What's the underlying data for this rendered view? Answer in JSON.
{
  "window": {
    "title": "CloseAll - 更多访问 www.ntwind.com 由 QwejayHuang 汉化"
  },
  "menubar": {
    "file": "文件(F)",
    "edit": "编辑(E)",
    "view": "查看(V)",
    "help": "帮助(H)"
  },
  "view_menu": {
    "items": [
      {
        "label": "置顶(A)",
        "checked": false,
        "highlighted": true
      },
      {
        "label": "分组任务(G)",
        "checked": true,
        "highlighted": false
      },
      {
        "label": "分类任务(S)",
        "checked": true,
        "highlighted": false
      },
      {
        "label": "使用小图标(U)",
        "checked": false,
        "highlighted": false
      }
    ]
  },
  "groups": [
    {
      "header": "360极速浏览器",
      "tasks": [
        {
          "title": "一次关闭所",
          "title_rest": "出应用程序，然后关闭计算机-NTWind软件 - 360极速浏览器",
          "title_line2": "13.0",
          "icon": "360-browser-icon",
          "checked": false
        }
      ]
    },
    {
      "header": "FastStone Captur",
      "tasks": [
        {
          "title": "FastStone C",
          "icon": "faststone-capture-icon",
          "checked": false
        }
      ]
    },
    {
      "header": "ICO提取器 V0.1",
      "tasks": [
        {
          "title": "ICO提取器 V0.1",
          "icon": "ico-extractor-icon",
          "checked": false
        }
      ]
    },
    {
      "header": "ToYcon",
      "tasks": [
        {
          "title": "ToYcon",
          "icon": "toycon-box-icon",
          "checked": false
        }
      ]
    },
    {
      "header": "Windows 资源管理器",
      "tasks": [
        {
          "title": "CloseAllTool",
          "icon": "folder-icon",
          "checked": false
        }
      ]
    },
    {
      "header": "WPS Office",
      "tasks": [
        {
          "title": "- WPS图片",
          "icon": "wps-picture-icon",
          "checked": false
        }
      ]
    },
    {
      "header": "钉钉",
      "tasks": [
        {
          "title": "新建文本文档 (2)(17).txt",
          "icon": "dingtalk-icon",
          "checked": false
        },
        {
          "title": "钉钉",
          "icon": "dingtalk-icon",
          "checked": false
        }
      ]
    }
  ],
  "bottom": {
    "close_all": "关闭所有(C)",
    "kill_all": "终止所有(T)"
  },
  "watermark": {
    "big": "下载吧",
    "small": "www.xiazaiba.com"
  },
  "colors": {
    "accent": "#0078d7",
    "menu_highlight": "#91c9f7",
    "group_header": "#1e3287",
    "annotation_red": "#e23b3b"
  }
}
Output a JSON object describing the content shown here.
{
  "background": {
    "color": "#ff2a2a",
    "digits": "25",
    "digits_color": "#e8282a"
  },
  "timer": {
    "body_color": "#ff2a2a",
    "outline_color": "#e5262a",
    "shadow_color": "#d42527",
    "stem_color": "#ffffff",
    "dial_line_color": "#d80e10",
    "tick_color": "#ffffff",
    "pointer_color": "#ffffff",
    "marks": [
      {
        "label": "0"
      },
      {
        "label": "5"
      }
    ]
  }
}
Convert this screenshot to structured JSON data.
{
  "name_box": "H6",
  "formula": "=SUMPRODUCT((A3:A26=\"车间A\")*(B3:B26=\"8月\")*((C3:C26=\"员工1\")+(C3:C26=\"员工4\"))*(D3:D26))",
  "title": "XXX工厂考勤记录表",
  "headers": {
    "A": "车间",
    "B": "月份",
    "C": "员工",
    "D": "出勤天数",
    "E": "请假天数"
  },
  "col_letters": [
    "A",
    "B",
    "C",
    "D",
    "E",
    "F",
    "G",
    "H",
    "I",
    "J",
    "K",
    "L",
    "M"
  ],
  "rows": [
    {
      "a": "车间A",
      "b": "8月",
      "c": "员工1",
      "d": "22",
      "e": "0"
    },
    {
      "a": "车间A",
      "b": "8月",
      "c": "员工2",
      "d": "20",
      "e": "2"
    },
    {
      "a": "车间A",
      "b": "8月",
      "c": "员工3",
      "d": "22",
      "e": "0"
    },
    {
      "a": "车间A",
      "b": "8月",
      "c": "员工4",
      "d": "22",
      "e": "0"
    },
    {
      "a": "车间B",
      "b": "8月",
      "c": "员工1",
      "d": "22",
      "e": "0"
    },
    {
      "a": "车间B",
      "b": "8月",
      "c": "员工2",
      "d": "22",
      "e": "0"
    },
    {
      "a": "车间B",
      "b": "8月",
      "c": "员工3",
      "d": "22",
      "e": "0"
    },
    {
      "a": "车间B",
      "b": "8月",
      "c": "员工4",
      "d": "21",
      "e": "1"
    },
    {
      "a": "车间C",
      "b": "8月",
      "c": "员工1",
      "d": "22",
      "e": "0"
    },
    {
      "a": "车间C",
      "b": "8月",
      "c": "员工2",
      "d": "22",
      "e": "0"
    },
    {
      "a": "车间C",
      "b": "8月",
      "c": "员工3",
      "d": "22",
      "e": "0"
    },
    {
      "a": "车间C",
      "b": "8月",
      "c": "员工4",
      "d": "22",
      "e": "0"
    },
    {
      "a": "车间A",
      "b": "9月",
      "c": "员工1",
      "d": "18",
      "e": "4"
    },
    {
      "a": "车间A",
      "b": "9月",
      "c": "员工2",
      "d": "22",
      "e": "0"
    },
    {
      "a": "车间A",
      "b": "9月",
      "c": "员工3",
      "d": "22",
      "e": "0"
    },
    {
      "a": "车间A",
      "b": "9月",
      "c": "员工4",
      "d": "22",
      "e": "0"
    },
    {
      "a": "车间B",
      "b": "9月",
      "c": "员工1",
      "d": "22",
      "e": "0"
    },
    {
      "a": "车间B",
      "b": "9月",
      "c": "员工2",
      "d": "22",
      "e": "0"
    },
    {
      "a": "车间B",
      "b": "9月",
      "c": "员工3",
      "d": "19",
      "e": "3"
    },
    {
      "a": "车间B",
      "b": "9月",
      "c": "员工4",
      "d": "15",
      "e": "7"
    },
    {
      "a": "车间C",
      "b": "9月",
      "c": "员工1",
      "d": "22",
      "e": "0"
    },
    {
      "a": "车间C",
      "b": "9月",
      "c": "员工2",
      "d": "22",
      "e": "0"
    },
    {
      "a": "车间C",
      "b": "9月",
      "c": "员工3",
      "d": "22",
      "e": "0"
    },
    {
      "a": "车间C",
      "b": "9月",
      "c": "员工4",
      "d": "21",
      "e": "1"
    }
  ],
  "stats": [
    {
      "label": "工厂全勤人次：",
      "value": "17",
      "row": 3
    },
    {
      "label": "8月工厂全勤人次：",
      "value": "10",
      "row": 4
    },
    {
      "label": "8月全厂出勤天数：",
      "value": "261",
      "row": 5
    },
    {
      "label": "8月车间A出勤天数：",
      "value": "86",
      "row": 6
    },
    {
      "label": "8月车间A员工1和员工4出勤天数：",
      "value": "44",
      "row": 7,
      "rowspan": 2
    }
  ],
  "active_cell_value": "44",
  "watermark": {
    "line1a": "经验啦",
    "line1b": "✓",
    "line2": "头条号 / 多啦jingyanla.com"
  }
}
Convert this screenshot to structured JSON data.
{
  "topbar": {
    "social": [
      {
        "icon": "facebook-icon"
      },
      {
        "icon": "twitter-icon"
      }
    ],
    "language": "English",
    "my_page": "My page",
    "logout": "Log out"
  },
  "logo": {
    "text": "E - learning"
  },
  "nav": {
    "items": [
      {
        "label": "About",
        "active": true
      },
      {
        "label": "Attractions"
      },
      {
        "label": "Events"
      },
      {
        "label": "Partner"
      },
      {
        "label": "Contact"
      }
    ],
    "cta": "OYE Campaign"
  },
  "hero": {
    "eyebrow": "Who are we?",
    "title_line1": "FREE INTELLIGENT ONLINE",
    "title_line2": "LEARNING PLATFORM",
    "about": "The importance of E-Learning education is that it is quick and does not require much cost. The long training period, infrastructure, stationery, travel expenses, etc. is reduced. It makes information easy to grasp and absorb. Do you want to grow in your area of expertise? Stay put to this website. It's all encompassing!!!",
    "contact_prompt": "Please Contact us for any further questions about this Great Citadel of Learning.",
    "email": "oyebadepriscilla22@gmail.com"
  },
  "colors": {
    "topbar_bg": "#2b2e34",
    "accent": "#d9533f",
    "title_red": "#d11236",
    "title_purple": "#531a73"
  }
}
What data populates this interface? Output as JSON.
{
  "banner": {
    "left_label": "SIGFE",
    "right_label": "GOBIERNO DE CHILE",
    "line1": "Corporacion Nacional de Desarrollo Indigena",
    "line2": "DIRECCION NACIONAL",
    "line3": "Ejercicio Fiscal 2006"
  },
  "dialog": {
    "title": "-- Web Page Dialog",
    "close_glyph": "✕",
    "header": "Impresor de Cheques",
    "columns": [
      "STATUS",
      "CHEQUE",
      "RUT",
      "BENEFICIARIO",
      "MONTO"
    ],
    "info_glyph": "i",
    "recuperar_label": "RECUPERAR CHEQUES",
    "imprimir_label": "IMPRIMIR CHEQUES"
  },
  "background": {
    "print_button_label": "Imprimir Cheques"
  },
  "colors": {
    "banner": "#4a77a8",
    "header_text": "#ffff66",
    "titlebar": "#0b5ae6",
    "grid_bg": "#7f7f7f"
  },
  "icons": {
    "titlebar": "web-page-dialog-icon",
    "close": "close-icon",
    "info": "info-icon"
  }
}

## [Goal of the exercise]
Pick out the lines that have the word "titlebar". Copy them all.

## [Complete response]
    "titlebar": "#0b5ae6",
    "titlebar": "web-page-dialog-icon",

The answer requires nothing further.